__WORK INSTRUCTIONS__:
Return, word for word, every line that follows.

Records about charts and figures:
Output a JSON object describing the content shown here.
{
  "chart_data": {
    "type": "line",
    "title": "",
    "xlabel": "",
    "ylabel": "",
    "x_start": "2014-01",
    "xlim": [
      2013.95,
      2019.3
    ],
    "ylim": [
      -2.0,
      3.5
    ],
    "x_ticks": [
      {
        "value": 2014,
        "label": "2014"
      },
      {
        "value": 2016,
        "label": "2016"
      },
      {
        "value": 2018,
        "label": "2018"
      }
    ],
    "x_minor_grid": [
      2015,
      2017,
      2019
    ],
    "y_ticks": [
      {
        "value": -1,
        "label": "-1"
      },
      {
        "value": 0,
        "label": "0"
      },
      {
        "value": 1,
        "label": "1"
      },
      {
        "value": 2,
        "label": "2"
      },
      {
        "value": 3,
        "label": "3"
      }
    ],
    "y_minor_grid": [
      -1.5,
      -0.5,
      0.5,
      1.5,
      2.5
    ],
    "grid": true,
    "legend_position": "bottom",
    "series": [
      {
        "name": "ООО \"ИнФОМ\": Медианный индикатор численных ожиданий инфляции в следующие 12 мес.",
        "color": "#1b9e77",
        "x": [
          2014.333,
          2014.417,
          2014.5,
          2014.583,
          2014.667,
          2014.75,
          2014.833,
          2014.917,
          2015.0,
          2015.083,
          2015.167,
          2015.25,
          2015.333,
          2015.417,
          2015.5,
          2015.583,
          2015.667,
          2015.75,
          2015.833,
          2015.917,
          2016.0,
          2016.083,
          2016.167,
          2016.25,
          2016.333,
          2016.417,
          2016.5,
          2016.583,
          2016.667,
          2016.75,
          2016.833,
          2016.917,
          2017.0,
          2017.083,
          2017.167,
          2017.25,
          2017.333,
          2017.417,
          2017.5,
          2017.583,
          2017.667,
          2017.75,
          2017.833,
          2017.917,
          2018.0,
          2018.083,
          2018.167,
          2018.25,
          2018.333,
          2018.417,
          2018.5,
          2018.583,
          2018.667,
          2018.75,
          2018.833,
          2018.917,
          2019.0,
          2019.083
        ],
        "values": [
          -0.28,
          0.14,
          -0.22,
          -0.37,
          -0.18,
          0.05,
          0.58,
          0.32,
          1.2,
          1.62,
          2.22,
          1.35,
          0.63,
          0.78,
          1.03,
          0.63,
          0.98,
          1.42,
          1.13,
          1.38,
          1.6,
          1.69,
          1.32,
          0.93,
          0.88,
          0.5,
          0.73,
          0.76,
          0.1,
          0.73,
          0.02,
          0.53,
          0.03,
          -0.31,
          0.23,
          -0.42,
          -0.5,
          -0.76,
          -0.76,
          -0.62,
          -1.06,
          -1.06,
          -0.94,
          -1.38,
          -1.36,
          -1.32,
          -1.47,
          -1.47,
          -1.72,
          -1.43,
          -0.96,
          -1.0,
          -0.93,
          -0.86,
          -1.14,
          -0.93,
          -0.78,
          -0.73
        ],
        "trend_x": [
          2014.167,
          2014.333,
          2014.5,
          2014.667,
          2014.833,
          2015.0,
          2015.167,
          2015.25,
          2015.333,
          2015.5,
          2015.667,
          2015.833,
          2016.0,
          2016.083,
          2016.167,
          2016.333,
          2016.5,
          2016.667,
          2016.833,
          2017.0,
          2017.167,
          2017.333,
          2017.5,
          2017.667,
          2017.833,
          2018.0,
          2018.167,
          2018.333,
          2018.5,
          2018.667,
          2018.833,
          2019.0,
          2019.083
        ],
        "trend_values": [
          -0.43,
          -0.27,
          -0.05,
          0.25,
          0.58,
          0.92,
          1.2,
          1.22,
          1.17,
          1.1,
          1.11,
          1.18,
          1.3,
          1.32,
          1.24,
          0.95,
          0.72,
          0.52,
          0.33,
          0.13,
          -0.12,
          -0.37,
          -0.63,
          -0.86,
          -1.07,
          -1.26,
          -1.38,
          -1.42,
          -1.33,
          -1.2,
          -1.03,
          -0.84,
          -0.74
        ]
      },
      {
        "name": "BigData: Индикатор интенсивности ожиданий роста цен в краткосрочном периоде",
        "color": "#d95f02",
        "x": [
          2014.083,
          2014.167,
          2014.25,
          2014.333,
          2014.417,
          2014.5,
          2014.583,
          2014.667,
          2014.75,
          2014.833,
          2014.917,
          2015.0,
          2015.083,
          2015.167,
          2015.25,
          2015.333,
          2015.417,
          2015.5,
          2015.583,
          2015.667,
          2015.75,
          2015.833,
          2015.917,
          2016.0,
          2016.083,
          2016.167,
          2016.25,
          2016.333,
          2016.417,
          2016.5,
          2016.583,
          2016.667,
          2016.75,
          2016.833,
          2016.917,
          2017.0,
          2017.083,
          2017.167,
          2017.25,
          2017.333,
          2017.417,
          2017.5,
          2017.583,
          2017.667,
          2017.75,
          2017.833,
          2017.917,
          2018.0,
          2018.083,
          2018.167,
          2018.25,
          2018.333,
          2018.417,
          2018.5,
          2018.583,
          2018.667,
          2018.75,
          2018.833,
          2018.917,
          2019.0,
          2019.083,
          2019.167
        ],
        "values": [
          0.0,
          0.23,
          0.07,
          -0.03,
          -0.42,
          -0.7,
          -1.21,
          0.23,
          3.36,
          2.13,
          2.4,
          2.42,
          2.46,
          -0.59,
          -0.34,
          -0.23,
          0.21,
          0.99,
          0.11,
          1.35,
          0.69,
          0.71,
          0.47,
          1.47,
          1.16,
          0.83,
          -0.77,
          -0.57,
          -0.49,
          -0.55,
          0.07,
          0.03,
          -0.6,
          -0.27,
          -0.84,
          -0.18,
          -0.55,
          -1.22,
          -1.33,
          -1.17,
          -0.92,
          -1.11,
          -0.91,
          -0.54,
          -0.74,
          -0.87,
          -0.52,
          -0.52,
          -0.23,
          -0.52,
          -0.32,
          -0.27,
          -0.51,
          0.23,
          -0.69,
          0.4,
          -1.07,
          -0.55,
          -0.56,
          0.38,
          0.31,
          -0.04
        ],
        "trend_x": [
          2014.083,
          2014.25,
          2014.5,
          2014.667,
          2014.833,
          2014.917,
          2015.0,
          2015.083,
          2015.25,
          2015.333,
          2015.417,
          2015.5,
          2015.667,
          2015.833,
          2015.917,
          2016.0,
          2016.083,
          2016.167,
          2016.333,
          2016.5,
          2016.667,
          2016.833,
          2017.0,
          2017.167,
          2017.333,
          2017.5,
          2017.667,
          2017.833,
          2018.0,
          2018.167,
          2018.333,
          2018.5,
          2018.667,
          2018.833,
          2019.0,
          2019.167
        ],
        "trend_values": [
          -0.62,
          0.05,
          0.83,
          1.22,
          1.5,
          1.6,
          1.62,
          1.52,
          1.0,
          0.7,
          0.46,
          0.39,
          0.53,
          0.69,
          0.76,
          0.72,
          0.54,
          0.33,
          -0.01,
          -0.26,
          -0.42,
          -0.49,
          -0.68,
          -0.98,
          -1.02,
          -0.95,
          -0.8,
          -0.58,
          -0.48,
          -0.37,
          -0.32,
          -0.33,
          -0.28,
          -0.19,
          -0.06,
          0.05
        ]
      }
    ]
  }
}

__ANSWER TO THE TASK__:
Output a JSON object describing the content shown here.
{
  "chart_data": {
    "type": "line",
    "title": "",
    "xlabel": "",
    "ylabel": "",
    "x_start": "2014-01",
    "xlim": [
      2013.95,
      2019.3
    ],
    "ylim": [
      -2.0,
      3.5
    ],
    "x_ticks": [
      {
        "value": 2014,
        "label": "2014"
      },
      {
        "value": 2016,
        "label": "2016"
      },
      {
        "value": 2018,
        "label": "2018"
      }
    ],
    "x_minor_grid": [
      2015,
      2017,
      2019
    ],
    "y_ticks": [
      {
        "value": -1,
        "label": "-1"
      },
      {
        "value": 0,
        "label": "0"
      },
      {
        "value": 1,
        "label": "1"
      },
      {
        "value": 2,
        "label": "2"
      },
      {
        "value": 3,
        "label": "3"
      }
    ],
    "y_minor_grid": [
      -1.5,
      -0.5,
      0.5,
      1.5,
      2.5
    ],
    "grid": true,
    "legend_position": "bottom",
    "series": [
      {
        "name": "ООО \"ИнФОМ\": Медианный индикатор численных ожиданий инфляции в следующие 12 мес.",
        "color": "#1b9e77",
        "x": [
          2014.333,
          2014.417,
          2014.5,
          2014.583,
          2014.667,
          2014.75,
          2014.833,
          2014.917,
          2015.0,
          2015.083,
          2015.167,
          2015.25,
          2015.333,
          2015.417,
          2015.5,
          2015.583,
          2015.667,
          2015.75,
          2015.833,
          2015.917,
          2016.0,
          2016.083,
          2016.167,
          2016.25,
          2016.333,
          2016.417,
          2016.5,
          2016.583,
          2016.667,
          2016.75,
          2016.833,
          2016.917,
          2017.0,
          2017.083,
          2017.167,
          2017.25,
          2017.333,
          2017.417,
          2017.5,
          2017.583,
          2017.667,
          2017.75,
          2017.833,
          2017.917,
          2018.0,
          2018.083,
          2018.167,
          2018.25,
          2018.333,
          2018.417,
          2018.5,
          2018.583,
          2018.667,
          2018.75,
          2018.833,
          2018.917,
          2019.0,
          2019.083
        ],
        "values": [
          -0.28,
          0.14,
          -0.22,
          -0.37,
          -0.18,
          0.05,
          0.58,
          0.32,
          1.2,
          1.62,
          2.22,
          1.35,
          0.63,
          0.78,
          1.03,
          0.63,
          0.98,
          1.42,
          1.13,
          1.38,
          1.6,
          1.69,
          1.32,
          0.93,
          0.88,
          0.5,
          0.73,
          0.76,
          0.1,
          0.73,
          0.02,
          0.53,
          0.03,
          -0.31,
          0.23,
          -0.42,
          -0.5,
          -0.76,
          -0.76,
          -0.62,
          -1.06,
          -1.06,
          -0.94,
          -1.38,
          -1.36,
          -1.32,
          -1.47,
          -1.47,
          -1.72,
          -1.43,
          -0.96,
          -1.0,
          -0.93,
          -0.86,
          -1.14,
          -0.93,
          -0.78,
          -0.73
        ],
        "trend_x": [
          2014.167,
          2014.333,
          2014.5,
          2014.667,
          2014.833,
          2015.0,
          2015.167,
          2015.25,
          2015.333,
          2015.5,
          2015.667,
          2015.833,
          2016.0,
          2016.083,
          2016.167,
          2016.333,
          2016.5,
          2016.667,
          2016.833,
          2017.0,
          2017.167,
          2017.333,
          2017.5,
          2017.667,
          2017.833,
          2018.0,
          2018.167,
          2018.333,
          2018.5,
          2018.667,
          2018.833,
          2019.0,
          2019.083
        ],
        "trend_values": [
          -0.43,
          -0.27,
          -0.05,
          0.25,
          0.58,
          0.92,
          1.2,
          1.22,
          1.17,
          1.1,
          1.11,
          1.18,
          1.3,
          1.32,
          1.24,
          0.95,
          0.72,
          0.52,
          0.33,
          0.13,
          -0.12,
          -0.37,
          -0.63,
          -0.86,
          -1.07,
          -1.26,
          -1.38,
          -1.42,
          -1.33,
          -1.2,
          -1.03,
          -0.84,
          -0.74
        ]
      },
      {
        "name": "BigData: Индикатор интенсивности ожиданий роста цен в краткосрочном периоде",
        "color": "#d95f02",
        "x": [
          2014.083,
          2014.167,
          2014.25,
          2014.333,
          2014.417,
          2014.5,
          2014.583,
          2014.667,
          2014.75,
          2014.833,
          2014.917,
          2015.0,
          2015.083,
          2015.167,
          2015.25,
          2015.333,
          2015.417,
          2015.5,
          2015.583,
          2015.667,
          2015.75,
          2015.833,
          2015.917,
          2016.0,
          2016.083,
          2016.167,
          2016.25,
          2016.333,
          2016.417,
          2016.5,
          2016.583,
          2016.667,
          2016.75,
          2016.833,
          2016.917,
          2017.0,
          2017.083,
          2017.167,
          2017.25,
          2017.333,
          2017.417,
          2017.5,
          2017.583,
          2017.667,
          2017.75,
          2017.833,
          2017.917,
          2018.0,
          2018.083,
          2018.167,
          2018.25,
          2018.333,
          2018.417,
          2018.5,
          2018.583,
          2018.667,
          2018.75,
          2018.833,
          2018.917,
          2019.0,
          2019.083,
          2019.167
        ],
        "values": [
          0.0,
          0.23,
          0.07,
          -0.03,
          -0.42,
          -0.7,
          -1.21,
          0.23,
          3.36,
          2.13,
          2.4,
          2.42,
          2.46,
          -0.59,
          -0.34,
          -0.23,
          0.21,
          0.99,
          0.11,
          1.35,
          0.69,
          0.71,
          0.47,
          1.47,
          1.16,
          0.83,
          -0.77,
          -0.57,
          -0.49,
          -0.55,
          0.07,
          0.03,
          -0.6,
          -0.27,
          -0.84,
          -0.18,
          -0.55,
          -1.22,
          -1.33,
          -1.17,
          -0.92,
          -1.11,
          -0.91,
          -0.54,
          -0.74,
          -0.87,
          -0.52,
          -0.52,
          -0.23,
          -0.52,
          -0.32,
          -0.27,
          -0.51,
          0.23,
          -0.69,
          0.4,
          -1.07,
          -0.55,
          -0.56,
          0.38,
          0.31,
          -0.04
        ],
        "trend_x": [
          2014.083,
          2014.25,
          2014.5,
          2014.667,
          2014.833,
          2014.917,
          2015.0,
          2015.083,
          2015.25,
          2015.333,
          2015.417,
          2015.5,
          2015.667,
          2015.833,
          2015.917,
          2016.0,
          2016.083,
          2016.167,
          2016.333,
          2016.5,
          2016.667,
          2016.833,
          2017.0,
          2017.167,
          2017.333,
          2017.5,
          2017.667,
          2017.833,
          2018.0,
          2018.167,
          2018.333,
          2018.5,
          2018.667,
          2018.833,
          2019.0,
          2019.167
        ],
        "trend_values": [
          -0.62,
          0.05,
          0.83,
          1.22,
          1.5,
          1.6,
          1.62,
          1.52,
          1.0,
          0.7,
          0.46,
          0.39,
          0.53,
          0.69,
          0.76,
          0.72,
          0.54,
          0.33,
          -0.01,
          -0.26,
          -0.42,
          -0.49,
          -0.68,
          -0.98,
          -1.02,
          -0.95,
          -0.8,
          -0.58,
          -0.48,
          -0.37,
          -0.32,
          -0.33,
          -0.28,
          -0.19,
          -0.06,
          0.05
        ]
      }
    ]
  }
}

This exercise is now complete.